**WHAT TO WORK ON**
Check every line of the entries that follow, and copy the ones containing "机关二级警长以下".

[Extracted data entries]

******************************

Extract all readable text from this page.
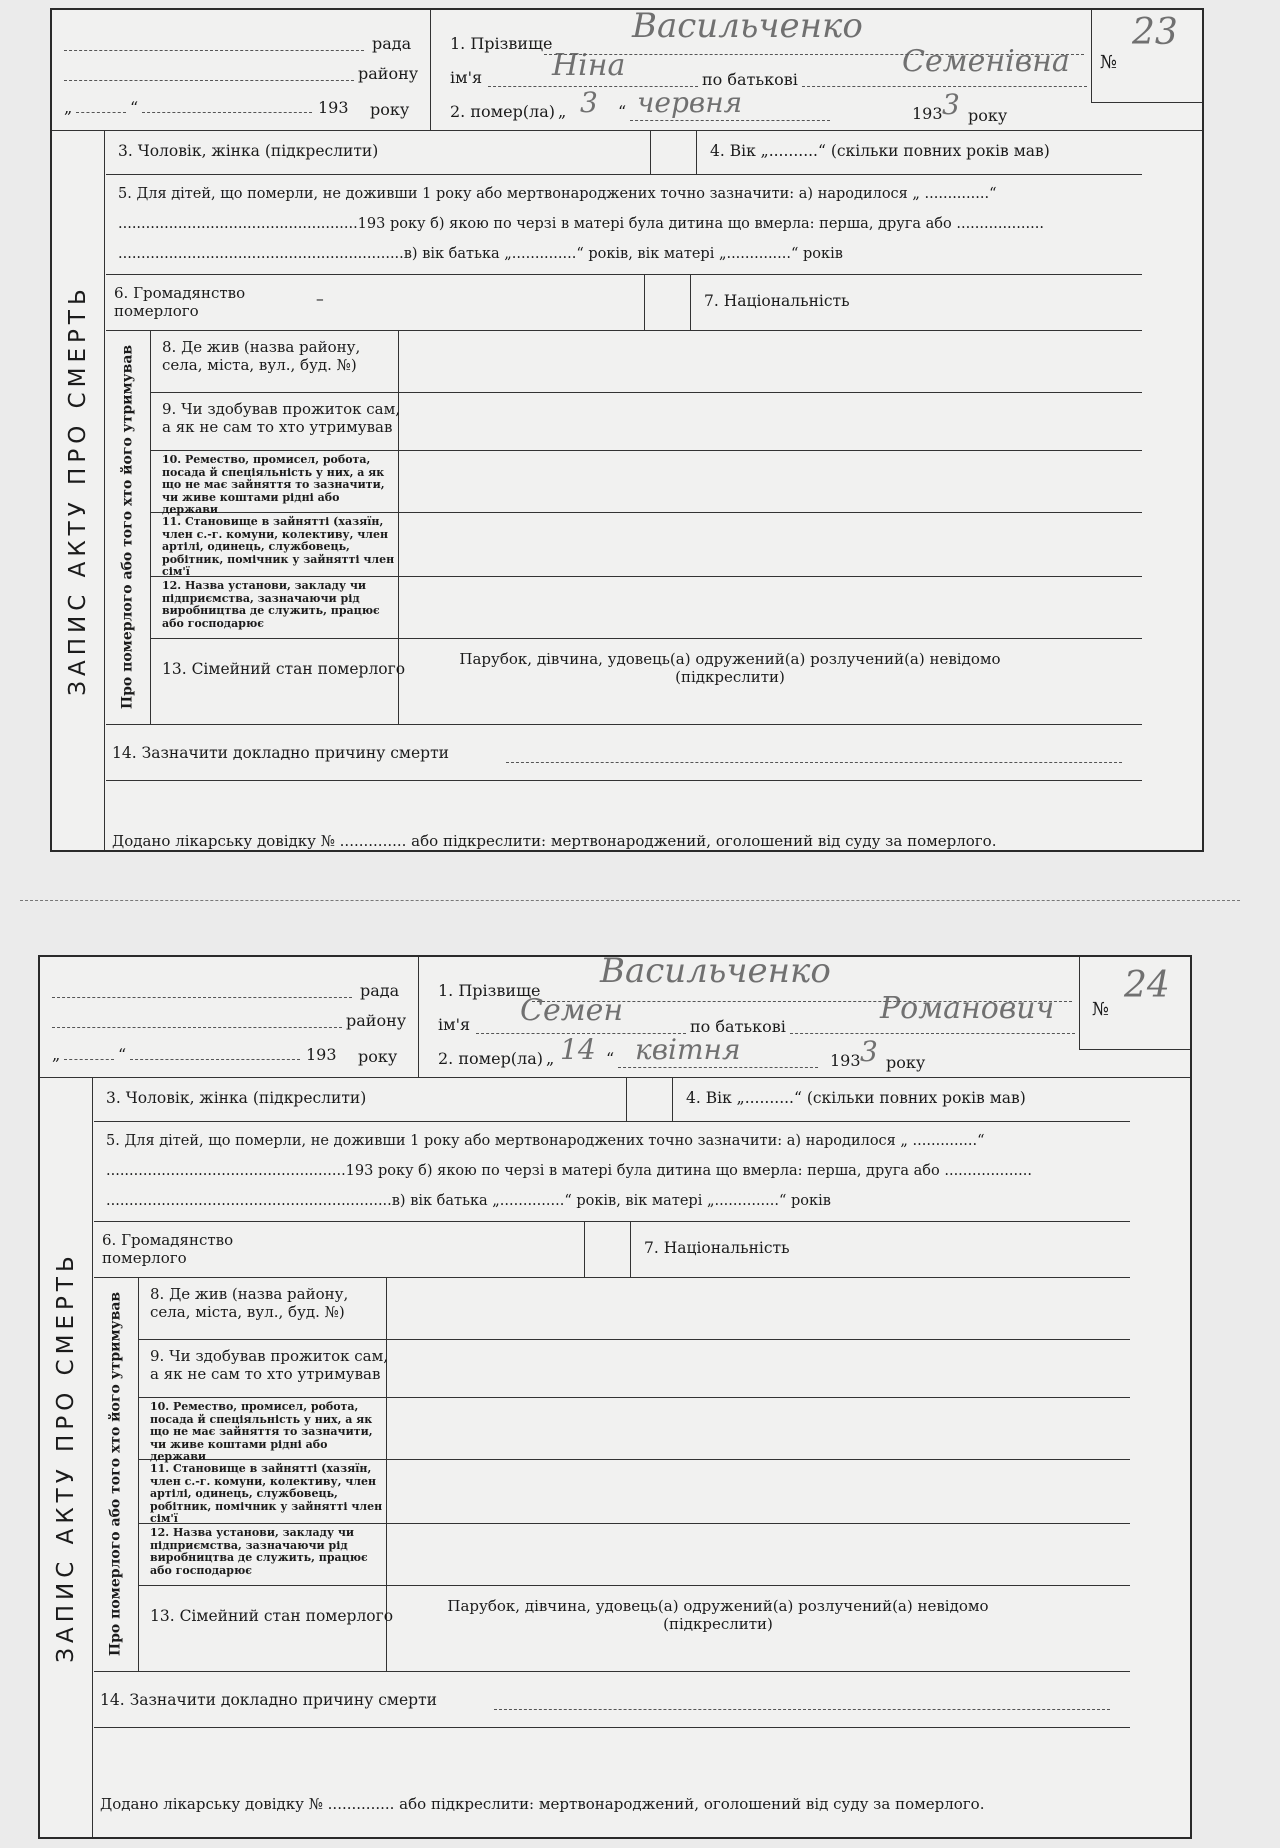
рада
району
„	“	193 року
1. Прізвище Васильченко
ім'я Ніна	по батькові
Семенівна
2. помер(ла) „ 3 “ червня	193 3 року
№
23
ЗАПИС АКТУ ПРО СМЕРТЬ
3. Чоловік, жінка (підкреслити)	4. Вік „..........“ (скільки повних років мав)
5. Для дітей, що померли, не доживши 1 року або мертвонароджених точно зазначити: а) народилося „ ..............“
....................................................193 року б) якою по черзі в матері була дитина що вмерла: перша, друга або ...................
..............................................................в) вік батька „..............“ років, вік матері „..............“ років
6. Громадянство померлого
–	7. Національність
Про померлого або того хто його утримував 8. Де жив (назва району, села, міста, вул., буд. №)
9. Чи здобував прожиток сам, а як не сам то хто утримував
10. Ремество, промисел, робота, посада й спеціяльність у них, а як що не має зайняття то зазначити, чи живе коштами рідні або держави
11. Становище в зайнятті (хазяїн, член с.-г. комуни, колективу, член артілі, одинець, службовець, робітник, помічник у зайнятті член сім'ї
12. Назва установи, закладу чи підприємства, зазначаючи рід виробництва де служить, працює або господарює
13. Сімейний стан померлого
Парубок, дівчина, удовець(а) одружений(а) розлучений(а) невідомо (підкреслити)
14. Зазначити докладно причину смерти
Додано лікарську довідку № .............. або підкреслити: мертвонароджений, оголошений від суду за померлого.
рада
району
„	“	193 року
1. Прізвище Васильченко
ім'я Семен	по батькові
Романович
2. помер(ла) „ 14 “ квітня	193 3 року
№
24
ЗАПИС АКТУ ПРО СМЕРТЬ
3. Чоловік, жінка (підкреслити)	4. Вік „..........“ (скільки повних років мав)
5. Для дітей, що померли, не доживши 1 року або мертвонароджених точно зазначити: а) народилося „ ..............“
....................................................193 року б) якою по черзі в матері була дитина що вмерла: перша, друга або ...................
..............................................................в) вік батька „..............“ років, вік матері „..............“ років
6. Громадянство померлого
7. Національність
Про померлого або того хто його утримував 8. Де жив (назва району, села, міста, вул., буд. №)
9. Чи здобував прожиток сам, а як не сам то хто утримував
10. Ремество, промисел, робота, посада й спеціяльність у них, а як що не має зайняття то зазначити, чи живе коштами рідні або держави
11. Становище в зайнятті (хазяїн, член с.-г. комуни, колективу, член артілі, одинець, службовець, робітник, помічник у зайнятті член сім'ї
12. Назва установи, закладу чи підприємства, зазначаючи рід виробництва де служить, працює або господарює
13. Сімейний стан померлого
Парубок, дівчина, удовець(а) одружений(а) розлучений(а) невідомо (підкреслити)
14. Зазначити докладно причину смерти
Додано лікарську довідку № .............. або підкреслити: мертвонароджений, оголошений від суду за померлого.
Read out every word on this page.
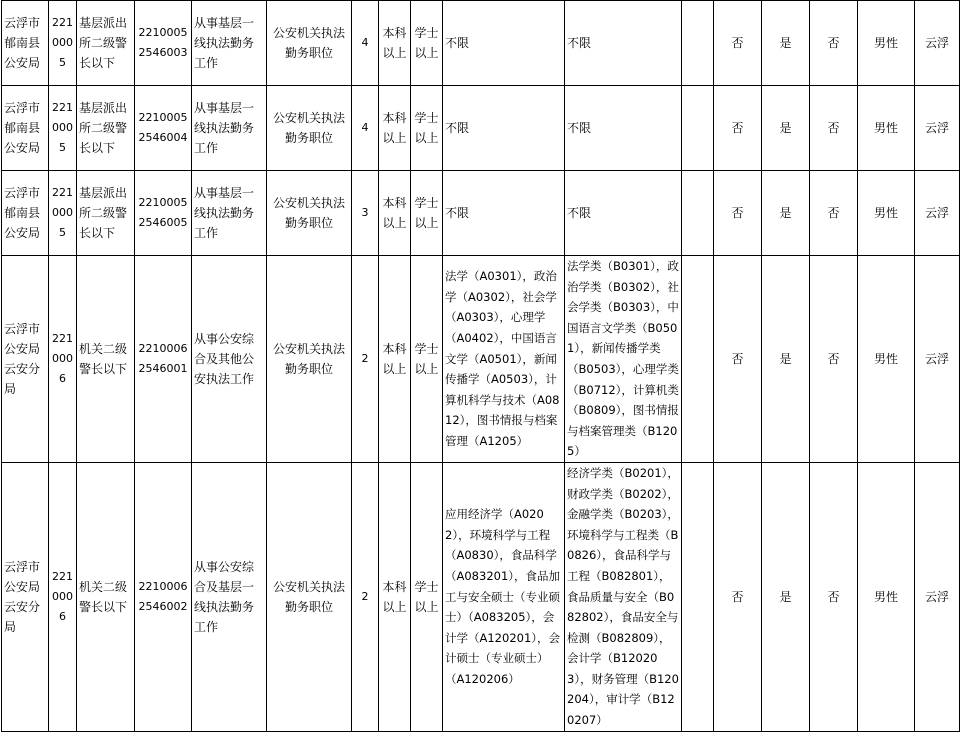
云浮市郁南县公安局	2210005	基层派出所二级警长以下	22100052546003	从事基层一线执法勤务工作	公安机关执法勤务职位	4	本科以上	学士以上	不限	不限		否	是	否	男性	云浮
云浮市郁南县公安局	2210005	基层派出所二级警长以下	22100052546004	从事基层一线执法勤务工作	公安机关执法勤务职位	4	本科以上	学士以上	不限	不限		否	是	否	男性	云浮
云浮市郁南县公安局	2210005	基层派出所二级警长以下	22100052546005	从事基层一线执法勤务工作	公安机关执法勤务职位	3	本科以上	学士以上	不限	不限		否	是	否	男性	云浮
云浮市公安局云安分局	2210006	机关二级警长以下	22100062546001	从事公安综合及其他公安执法工作	公安机关执法勤务职位	2	本科以上	学士以上	法学（A0301），政治学（A0302），社会学（A0303），心理学（A0402），中国语言文学（A0501），新闻传播学（A0503），计算机科学与技术（A0812），图书情报与档案管理（A1205）	法学类（B0301），政治学类（B0302），社会学类（B0303），中国语言文学类（B0501），新闻传播学类（B0503），心理学类（B0712），计算机类（B0809），图书情报与档案管理类（B1205）		否	是	否	男性	云浮
云浮市公安局云安分局	2210006	机关二级警长以下	22100062546002	从事公安综合及基层一线执法勤务工作	公安机关执法勤务职位	2	本科以上	学士以上	应用经济学（A0202），环境科学与工程（A0830），食品科学（A083201），食品加工与安全硕士（专业硕士）（A083205），会计学（A120201），会计硕士（专业硕士）（A120206）	经济学类（B0201），财政学类（B0202），金融学类（B0203），环境科学与工程类（B0826），食品科学与工程（B082801），食品质量与安全（B082802），食品安全与检测（B082809），会计学（B120203），财务管理（B120204），审计学（B120207）		否	是	否	男性	云浮
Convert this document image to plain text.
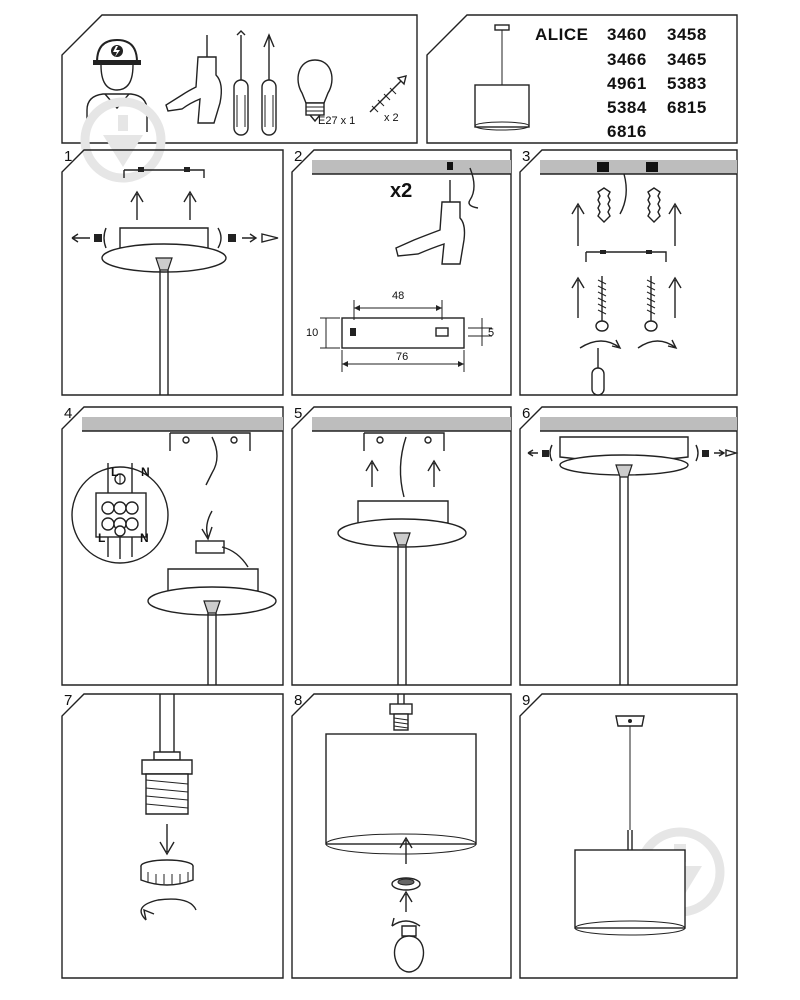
E27 x 1	x 2
ALICE 3460 3458
3466 3465
4961 5383
5384 6815
6816
1	2
x2
48
76
10	5
3
4
L N
L	N
5	6
7	8	9
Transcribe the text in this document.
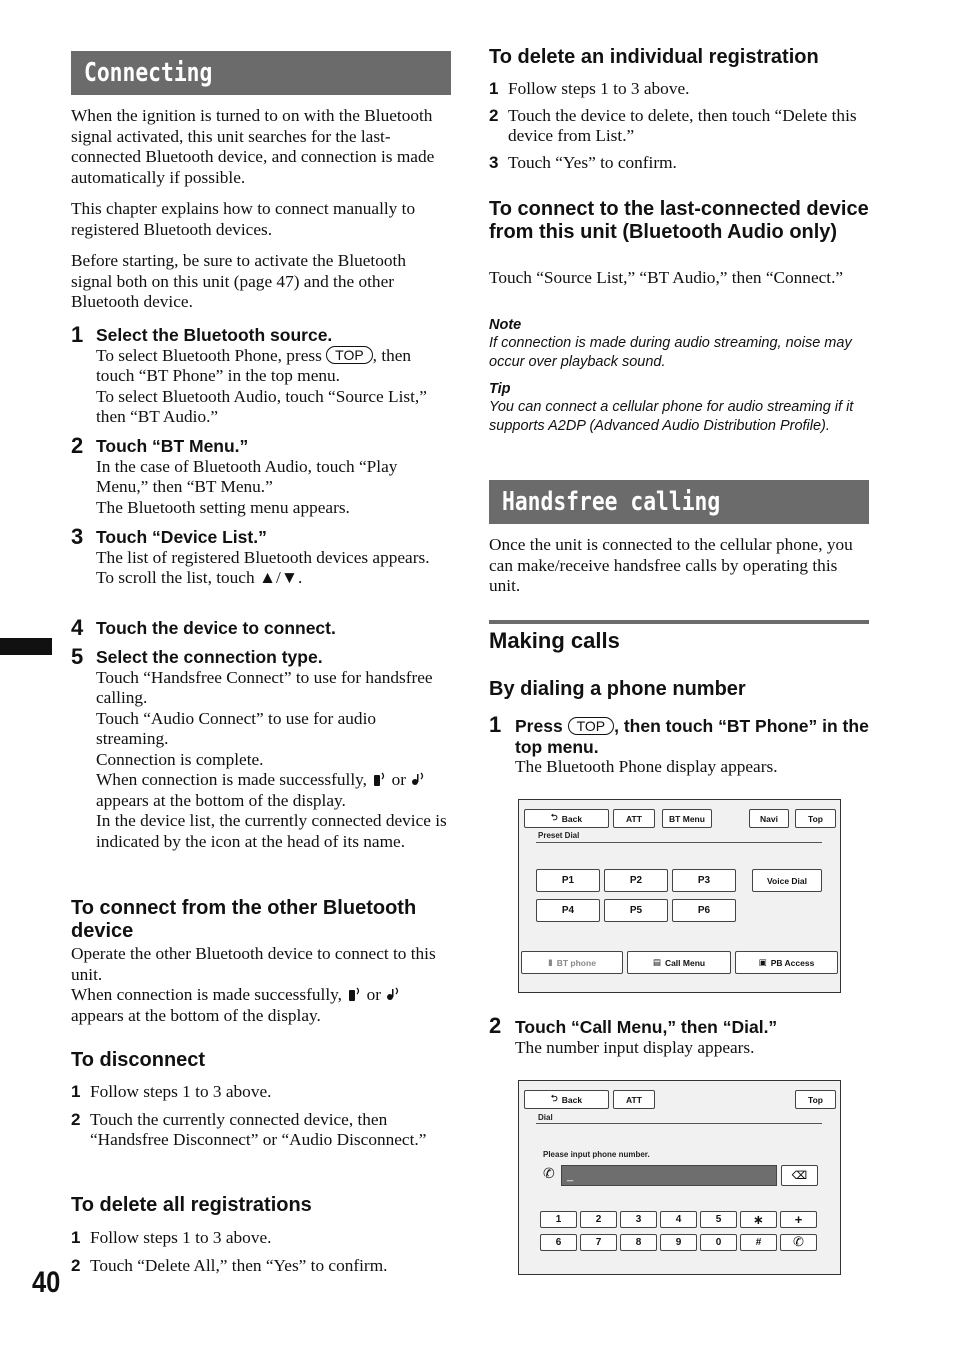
40
Connecting
When the ignition is turned to on with the Bluetooth signal activated, this unit searches for the last-connected Bluetooth device, and connection is made automatically if possible.
This chapter explains how to connect manually to registered Bluetooth devices.
Before starting, be sure to activate the Bluetooth signal both on this unit (page 47) and the other Bluetooth device.
1 Select the Bluetooth source.
To select Bluetooth Phone, press TOP , then touch “BT Phone” in the top menu.
To select Bluetooth Audio, touch “Source List,” then “BT Audio.”
2 Touch “BT Menu.”
In the case of Bluetooth Audio, touch “Play Menu,” then “BT Menu.”
The Bluetooth setting menu appears.
3 Touch “Device List.”
The list of registered Bluetooth devices appears.
To scroll the list, touch ▲/▼.
4 Touch the device to connect.
5 Select the connection type.
Touch “Handsfree Connect” to use for handsfree calling.
Touch “Audio Connect” to use for audio streaming.
Connection is complete.
When connection is made successfully, or  appears at the bottom of the display.
In the device list, the currently connected device is indicated by the icon at the head of its name.
To connect from the other Bluetooth device
Operate the other Bluetooth device to connect to this unit.
When connection is made successfully, or  appears at the bottom of the display.
To disconnect
1 Follow steps 1 to 3 above.
2 Touch the currently connected device, then “Handsfree Disconnect” or “Audio Disconnect.”
To delete all registrations
1 Follow steps 1 to 3 above.
2 Touch “Delete All,” then “Yes” to confirm.
To delete an individual registration
1 Follow steps 1 to 3 above.
2 Touch the device to delete, then touch “Delete this device from List.”
3 Touch “Yes” to confirm.
To connect to the last-connected device from this unit (Bluetooth Audio only)
Touch “Source List,” “BT Audio,” then “Connect.”
Note
If connection is made during audio streaming, noise may occur over playback sound.
Tip
You can connect a cellular phone for audio streaming if it supports A2DP (Advanced Audio Distribution Profile).
Handsfree calling
Once the unit is connected to the cellular phone, you can make/receive handsfree calls by operating this unit.
Making calls
By dialing a phone number
1 Press TOP , then touch “BT Phone” in the top menu.
The Bluetooth Phone display appears.
2 Touch “Call Menu,” then “Dial.”
The number input display appears.
⮌ Back	ATT	BT Menu	Navi	Top
Preset Dial
P1	P2	P3
P4	P5	P6
Voice Dial
▮ BT phone	▤ Call Menu	▣ PB Access
⮌ Back	ATT	Top
Dial
Please input phone number.
✆	_	⌫
1	2	3	4	5	∗	+
6	7	8	9	0	#	✆
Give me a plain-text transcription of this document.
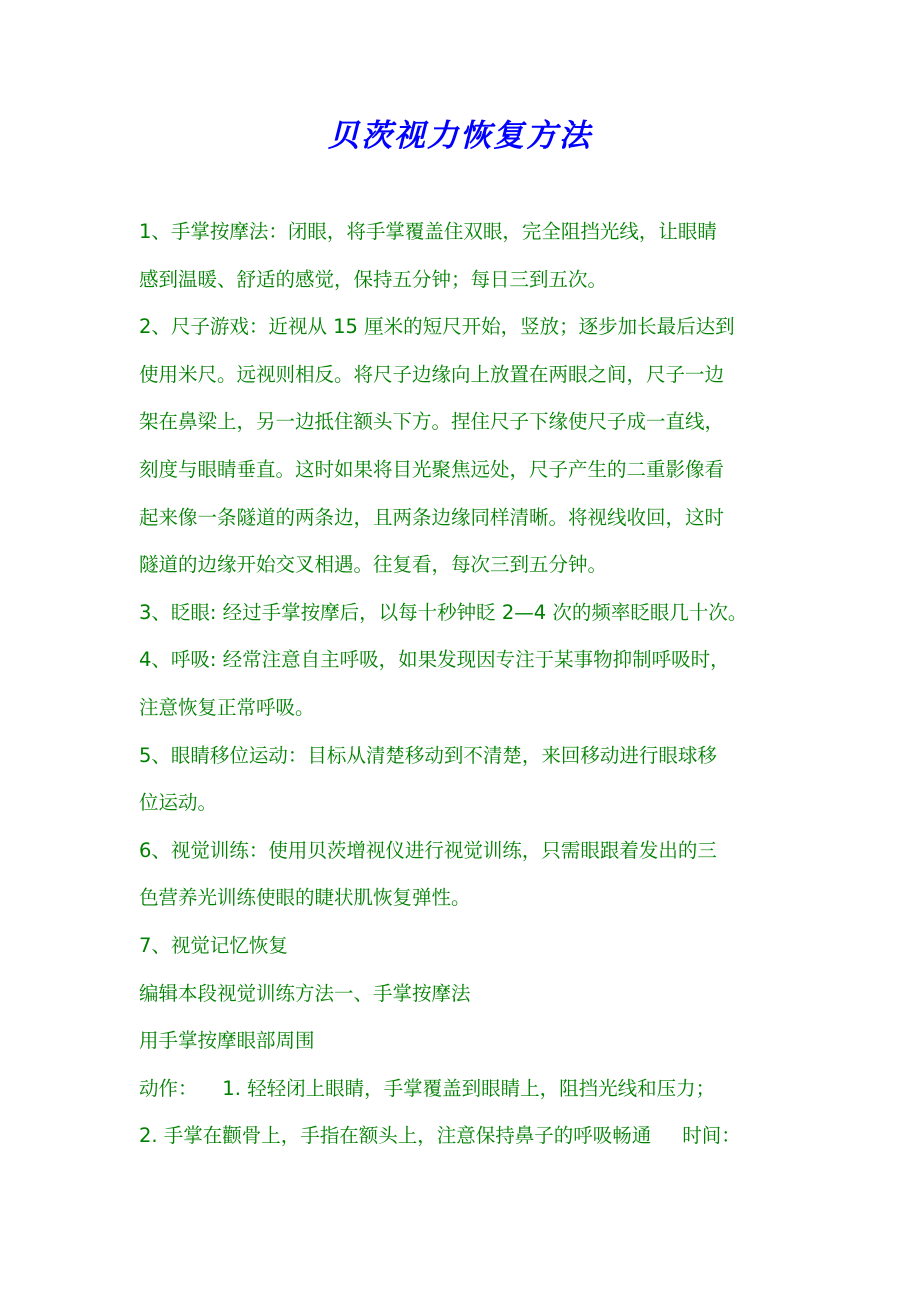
贝茨视力恢复方法

1、手掌按摩法：闭眼，将手掌覆盖住双眼，完全阻挡光线，让眼睛
感到温暖、舒适的感觉，保持五分钟；每日三到五次。

2、尺子游戏：近视从 15 厘米的短尺开始，竖放；逐步加长最后达到
使用米尺。远视则相反。将尺子边缘向上放置在两眼之间，尺子一边
架在鼻梁上，另一边抵住额头下方。捏住尺子下缘使尺子成一直线，
刻度与眼睛垂直。这时如果将目光聚焦远处，尺子产生的二重影像看
起来像一条隧道的两条边，且两条边缘同样清晰。将视线收回，这时
隧道的边缘开始交叉相遇。往复看，每次三到五分钟。

3、眨眼: 经过手掌按摩后，以每十秒钟眨 2—4 次的频率眨眼几十次。

4、呼吸: 经常注意自主呼吸，如果发现因专注于某事物抑制呼吸时，
注意恢复正常呼吸。

5、眼睛移位运动：目标从清楚移动到不清楚，来回移动进行眼球移
位运动。

6、视觉训练：使用贝茨增视仪进行视觉训练，只需眼跟着发出的三
色营养光训练使眼的睫状肌恢复弹性。

7、视觉记忆恢复

编辑本段视觉训练方法一、手掌按摩法

用手掌按摩眼部周围

动作：    1. 轻轻闭上眼睛，手掌覆盖到眼睛上，阻挡光线和压力；

2. 手掌在颧骨上，手指在额头上，注意保持鼻子的呼吸畅通     时间：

******************************

**TASK ANSWER**
云浮市公安局云安分局	2210006	机关二级警长以下	22100062546001	从事公安综合及其他公安执法工作	公安机关执法勤务职位	2	本科以上	学士以上	法学（A0301），政治学（A0302），社会学（A0303），心理学（A0402），中国语言文学（A0501），新闻传播学（A0503），计算机科学与技术（A0812），图书情报与档案管理（A1205）	法学类（B0301），政治学类（B0302），社会学类（B0303），中国语言文学类（B0501），新闻传播学类（B0503），心理学类（B0712），计算机类（B0809），图书情报与档案管理类（B1205）		否	是	否	男性	云浮
云浮市公安局云安分局	2210006	机关二级警长以下	22100062546002	从事公安综合及基层一线执法勤务工作	公安机关执法勤务职位	2	本科以上	学士以上	应用经济学（A0202），环境科学与工程（A0830），食品科学（A083201），食品加工与安全硕士（专业硕士）（A083205），会计学（A120201），会计硕士（专业硕士）（A120206）	经济学类（B0201），财政学类（B0202），金融学类（B0203），环境科学与工程类（B0826），食品科学与工程（B082801），食品质量与安全（B082802），食品安全与检测（B082809），会计学（B120203），财务管理（B120204），审计学（B120207）		否	是	否	男性	云浮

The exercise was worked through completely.